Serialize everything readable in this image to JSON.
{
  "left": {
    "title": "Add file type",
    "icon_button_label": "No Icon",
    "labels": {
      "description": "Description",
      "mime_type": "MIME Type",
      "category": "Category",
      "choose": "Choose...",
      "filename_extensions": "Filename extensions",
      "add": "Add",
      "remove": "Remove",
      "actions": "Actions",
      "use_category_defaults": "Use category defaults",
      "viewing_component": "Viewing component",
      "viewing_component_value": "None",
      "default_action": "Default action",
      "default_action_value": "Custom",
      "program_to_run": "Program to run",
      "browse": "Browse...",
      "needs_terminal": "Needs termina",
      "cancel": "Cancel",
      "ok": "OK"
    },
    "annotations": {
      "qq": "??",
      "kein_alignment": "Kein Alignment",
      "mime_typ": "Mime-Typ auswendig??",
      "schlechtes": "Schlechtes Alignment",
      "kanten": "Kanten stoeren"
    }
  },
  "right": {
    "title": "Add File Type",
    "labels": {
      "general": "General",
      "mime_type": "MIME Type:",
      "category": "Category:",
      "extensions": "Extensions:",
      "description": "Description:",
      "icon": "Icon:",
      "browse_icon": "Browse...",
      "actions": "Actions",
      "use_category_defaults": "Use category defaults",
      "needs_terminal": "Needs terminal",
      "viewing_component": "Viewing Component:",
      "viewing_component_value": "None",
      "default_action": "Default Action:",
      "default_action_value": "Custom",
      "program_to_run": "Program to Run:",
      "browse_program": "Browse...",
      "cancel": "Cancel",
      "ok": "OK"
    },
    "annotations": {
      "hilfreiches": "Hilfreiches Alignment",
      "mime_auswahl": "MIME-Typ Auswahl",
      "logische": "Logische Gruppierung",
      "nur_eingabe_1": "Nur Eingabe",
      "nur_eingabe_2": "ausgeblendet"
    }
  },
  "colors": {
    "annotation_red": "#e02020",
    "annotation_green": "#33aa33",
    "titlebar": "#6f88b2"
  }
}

____________________

* Task to carry out
Tally up the lines of the listing containing the word "Description". Give only the total.

* Answer to this exercise
2